● What to work on: Only lines with the word "this" are needed; collect each of them from the listing below.

● Data for the task:
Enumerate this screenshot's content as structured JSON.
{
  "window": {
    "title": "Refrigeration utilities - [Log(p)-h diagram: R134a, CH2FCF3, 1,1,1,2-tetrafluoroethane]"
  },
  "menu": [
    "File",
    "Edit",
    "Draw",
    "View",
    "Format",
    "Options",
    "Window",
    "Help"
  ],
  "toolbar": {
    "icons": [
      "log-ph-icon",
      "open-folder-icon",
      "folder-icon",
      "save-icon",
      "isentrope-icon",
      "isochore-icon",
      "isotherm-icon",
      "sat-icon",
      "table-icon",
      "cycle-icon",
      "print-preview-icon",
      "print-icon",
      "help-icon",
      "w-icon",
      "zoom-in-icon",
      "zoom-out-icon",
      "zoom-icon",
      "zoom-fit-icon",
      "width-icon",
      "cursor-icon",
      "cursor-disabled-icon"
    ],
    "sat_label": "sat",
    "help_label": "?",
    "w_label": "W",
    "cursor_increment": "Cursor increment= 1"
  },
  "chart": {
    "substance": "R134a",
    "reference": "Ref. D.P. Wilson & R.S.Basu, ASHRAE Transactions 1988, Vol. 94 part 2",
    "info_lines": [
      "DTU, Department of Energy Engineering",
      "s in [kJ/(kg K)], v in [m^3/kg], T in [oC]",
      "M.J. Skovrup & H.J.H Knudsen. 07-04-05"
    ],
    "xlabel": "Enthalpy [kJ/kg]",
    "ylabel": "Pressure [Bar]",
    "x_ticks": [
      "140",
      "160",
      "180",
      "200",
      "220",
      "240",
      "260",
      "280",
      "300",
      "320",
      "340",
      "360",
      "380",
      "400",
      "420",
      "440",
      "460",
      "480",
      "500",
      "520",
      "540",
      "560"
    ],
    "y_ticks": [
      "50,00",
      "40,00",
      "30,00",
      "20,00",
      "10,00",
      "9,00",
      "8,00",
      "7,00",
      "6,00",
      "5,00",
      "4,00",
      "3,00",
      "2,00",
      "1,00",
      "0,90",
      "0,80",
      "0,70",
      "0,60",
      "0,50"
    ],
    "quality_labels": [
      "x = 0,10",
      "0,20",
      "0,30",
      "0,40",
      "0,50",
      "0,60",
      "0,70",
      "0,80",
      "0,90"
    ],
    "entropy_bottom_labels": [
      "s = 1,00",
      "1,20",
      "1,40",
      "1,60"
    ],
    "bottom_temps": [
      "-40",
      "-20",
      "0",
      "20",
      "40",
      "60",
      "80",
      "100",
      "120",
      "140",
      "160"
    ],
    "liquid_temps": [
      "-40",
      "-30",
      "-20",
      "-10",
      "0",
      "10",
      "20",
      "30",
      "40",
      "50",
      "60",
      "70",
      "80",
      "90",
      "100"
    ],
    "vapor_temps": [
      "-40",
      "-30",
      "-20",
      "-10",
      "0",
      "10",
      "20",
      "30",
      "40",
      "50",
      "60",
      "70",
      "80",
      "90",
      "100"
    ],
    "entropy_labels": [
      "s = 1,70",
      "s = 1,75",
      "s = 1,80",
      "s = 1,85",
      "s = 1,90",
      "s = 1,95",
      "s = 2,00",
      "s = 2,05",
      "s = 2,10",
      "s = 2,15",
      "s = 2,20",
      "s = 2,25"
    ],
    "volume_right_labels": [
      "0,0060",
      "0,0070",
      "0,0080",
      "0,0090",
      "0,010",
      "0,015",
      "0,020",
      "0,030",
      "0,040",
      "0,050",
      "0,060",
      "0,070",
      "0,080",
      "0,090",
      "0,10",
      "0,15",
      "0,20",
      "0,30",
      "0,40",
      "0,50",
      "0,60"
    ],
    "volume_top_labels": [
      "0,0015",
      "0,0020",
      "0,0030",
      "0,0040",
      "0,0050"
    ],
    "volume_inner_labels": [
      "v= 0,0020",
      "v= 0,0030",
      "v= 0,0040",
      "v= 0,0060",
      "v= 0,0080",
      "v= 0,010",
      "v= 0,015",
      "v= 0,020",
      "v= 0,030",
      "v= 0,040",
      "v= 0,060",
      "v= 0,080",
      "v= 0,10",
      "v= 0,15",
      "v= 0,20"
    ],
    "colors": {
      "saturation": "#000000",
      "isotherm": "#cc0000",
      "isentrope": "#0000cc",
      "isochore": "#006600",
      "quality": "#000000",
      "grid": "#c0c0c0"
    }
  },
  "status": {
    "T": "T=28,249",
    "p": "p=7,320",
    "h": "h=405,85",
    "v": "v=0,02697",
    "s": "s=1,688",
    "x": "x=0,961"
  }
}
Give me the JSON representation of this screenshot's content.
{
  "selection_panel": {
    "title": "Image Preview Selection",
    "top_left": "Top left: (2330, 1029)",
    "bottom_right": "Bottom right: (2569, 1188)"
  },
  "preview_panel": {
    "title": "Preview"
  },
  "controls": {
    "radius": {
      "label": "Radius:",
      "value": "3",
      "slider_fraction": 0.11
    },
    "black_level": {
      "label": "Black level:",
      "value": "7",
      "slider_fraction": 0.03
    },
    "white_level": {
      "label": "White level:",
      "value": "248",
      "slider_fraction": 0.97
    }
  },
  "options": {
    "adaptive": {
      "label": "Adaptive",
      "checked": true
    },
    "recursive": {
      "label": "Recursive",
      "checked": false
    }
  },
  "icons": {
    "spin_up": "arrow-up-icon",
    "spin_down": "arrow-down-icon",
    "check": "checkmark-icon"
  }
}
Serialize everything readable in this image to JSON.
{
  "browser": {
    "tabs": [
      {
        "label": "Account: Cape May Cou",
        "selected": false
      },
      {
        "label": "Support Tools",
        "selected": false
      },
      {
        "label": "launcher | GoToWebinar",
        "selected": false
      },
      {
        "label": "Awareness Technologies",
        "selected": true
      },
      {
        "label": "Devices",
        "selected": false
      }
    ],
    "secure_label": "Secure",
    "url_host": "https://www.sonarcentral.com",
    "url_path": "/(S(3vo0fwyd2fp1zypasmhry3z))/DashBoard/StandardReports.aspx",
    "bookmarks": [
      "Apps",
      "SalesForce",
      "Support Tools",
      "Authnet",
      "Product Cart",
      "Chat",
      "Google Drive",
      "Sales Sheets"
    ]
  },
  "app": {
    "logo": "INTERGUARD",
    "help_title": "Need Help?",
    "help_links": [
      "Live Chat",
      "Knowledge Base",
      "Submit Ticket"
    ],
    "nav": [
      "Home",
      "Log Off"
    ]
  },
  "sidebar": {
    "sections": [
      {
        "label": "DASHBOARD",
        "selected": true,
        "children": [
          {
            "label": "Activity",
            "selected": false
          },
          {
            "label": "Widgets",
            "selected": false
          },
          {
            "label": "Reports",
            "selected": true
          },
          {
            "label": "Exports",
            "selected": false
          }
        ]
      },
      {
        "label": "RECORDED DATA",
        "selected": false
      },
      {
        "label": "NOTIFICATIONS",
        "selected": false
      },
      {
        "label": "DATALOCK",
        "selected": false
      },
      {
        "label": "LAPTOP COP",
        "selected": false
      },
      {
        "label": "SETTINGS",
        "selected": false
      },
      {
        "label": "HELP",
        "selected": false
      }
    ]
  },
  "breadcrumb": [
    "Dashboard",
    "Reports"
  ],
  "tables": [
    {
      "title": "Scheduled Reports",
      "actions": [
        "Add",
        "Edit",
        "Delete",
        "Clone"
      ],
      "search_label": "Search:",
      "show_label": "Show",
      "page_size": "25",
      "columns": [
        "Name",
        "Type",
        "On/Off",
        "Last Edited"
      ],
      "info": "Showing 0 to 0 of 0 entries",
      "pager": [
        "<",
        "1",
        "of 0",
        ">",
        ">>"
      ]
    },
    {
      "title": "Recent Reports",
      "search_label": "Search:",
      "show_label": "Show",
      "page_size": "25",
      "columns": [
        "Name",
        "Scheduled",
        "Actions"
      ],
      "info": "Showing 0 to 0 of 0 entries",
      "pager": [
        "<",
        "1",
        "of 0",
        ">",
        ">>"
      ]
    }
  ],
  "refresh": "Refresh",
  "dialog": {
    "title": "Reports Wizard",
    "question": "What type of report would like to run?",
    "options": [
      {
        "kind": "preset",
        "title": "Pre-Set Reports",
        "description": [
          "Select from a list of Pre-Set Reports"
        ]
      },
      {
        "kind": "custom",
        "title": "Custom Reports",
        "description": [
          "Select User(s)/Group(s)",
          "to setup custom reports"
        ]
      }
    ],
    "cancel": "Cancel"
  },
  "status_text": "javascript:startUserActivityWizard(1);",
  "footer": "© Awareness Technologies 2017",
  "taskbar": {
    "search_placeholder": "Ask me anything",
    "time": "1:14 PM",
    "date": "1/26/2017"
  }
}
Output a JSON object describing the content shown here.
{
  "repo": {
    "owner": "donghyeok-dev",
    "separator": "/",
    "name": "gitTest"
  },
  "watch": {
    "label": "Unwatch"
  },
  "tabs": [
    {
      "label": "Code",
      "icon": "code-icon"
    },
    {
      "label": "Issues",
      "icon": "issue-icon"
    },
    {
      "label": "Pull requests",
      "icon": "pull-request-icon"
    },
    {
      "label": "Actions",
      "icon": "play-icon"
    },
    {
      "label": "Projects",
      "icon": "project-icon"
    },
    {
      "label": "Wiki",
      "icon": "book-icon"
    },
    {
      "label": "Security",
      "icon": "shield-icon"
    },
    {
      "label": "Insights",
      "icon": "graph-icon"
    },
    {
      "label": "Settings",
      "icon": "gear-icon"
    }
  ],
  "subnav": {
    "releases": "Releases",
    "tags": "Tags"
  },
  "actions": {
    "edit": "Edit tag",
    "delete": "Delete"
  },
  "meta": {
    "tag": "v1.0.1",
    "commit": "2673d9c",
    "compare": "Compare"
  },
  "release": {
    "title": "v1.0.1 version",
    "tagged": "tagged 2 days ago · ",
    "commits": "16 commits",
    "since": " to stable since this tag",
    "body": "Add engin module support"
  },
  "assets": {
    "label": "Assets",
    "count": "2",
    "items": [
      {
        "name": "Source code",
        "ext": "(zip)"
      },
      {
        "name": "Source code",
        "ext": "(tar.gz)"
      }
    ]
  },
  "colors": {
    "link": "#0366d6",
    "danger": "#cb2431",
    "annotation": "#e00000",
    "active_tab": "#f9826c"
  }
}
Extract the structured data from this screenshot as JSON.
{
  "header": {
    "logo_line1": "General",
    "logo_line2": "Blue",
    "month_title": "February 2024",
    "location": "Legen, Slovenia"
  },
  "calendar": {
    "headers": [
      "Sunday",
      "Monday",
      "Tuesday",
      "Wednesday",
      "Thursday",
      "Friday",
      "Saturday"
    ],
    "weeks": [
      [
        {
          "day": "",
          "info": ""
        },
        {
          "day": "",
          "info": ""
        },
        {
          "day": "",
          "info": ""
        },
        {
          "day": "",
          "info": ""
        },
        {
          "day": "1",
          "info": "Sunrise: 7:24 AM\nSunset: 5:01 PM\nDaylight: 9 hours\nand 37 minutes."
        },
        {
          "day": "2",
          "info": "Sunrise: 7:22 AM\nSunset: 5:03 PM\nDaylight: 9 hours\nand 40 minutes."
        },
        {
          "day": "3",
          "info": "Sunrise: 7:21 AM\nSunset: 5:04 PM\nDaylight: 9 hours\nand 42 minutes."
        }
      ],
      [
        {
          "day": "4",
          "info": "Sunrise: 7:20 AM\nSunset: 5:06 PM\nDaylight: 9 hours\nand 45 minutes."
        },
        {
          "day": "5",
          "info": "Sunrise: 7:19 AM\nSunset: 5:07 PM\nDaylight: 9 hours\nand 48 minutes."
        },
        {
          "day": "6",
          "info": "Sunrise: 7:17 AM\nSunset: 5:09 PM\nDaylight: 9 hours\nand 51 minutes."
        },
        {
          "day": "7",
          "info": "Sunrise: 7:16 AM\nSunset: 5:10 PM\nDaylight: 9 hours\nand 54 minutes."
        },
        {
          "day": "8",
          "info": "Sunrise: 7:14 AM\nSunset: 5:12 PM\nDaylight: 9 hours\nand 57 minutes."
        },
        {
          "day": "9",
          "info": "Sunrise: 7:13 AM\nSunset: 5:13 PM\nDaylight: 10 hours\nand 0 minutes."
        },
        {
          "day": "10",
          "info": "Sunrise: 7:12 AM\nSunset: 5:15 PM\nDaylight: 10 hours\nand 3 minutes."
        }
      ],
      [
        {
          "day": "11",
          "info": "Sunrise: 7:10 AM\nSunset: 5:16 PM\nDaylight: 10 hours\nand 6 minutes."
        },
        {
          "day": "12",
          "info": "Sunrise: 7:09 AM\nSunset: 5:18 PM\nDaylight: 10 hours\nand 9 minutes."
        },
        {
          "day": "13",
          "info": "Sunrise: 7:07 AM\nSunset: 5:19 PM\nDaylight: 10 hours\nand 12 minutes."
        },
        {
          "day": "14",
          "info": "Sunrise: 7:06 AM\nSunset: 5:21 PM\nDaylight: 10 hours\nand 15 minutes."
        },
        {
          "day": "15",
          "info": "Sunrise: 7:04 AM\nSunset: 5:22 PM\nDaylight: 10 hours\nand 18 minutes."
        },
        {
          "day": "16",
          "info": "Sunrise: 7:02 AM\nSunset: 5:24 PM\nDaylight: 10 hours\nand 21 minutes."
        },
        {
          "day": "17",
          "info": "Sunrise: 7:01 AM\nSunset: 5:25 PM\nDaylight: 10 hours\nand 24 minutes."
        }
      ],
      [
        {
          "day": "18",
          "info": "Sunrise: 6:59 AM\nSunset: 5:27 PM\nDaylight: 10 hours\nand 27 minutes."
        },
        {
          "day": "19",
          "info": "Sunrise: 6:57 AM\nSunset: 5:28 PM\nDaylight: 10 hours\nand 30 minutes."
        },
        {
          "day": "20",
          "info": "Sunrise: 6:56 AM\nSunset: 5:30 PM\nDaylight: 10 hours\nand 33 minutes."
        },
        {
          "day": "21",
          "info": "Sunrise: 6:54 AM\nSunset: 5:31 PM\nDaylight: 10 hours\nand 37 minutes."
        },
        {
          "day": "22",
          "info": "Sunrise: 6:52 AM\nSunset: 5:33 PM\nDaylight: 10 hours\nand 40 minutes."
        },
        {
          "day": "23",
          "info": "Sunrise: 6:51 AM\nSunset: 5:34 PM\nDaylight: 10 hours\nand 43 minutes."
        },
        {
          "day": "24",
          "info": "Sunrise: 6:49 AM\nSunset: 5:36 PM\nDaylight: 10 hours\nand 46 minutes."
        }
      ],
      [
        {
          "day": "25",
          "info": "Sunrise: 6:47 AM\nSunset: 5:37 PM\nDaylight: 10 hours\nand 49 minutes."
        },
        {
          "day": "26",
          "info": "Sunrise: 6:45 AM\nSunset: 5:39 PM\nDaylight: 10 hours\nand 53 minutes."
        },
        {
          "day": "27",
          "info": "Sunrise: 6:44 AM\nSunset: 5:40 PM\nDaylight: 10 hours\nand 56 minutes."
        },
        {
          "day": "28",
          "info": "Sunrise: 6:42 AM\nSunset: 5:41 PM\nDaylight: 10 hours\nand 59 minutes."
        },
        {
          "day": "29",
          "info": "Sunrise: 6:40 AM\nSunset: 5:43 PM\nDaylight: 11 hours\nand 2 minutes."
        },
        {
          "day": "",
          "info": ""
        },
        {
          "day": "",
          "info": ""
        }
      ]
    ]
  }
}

● Task solution:
Enumerate this screenshot's content as structured JSON.
Give me the JSON representation of this screenshot's content.
Serialize everything readable in this image to JSON.
    "since": " to stable since this tag",
Extract the structured data from this screenshot as JSON.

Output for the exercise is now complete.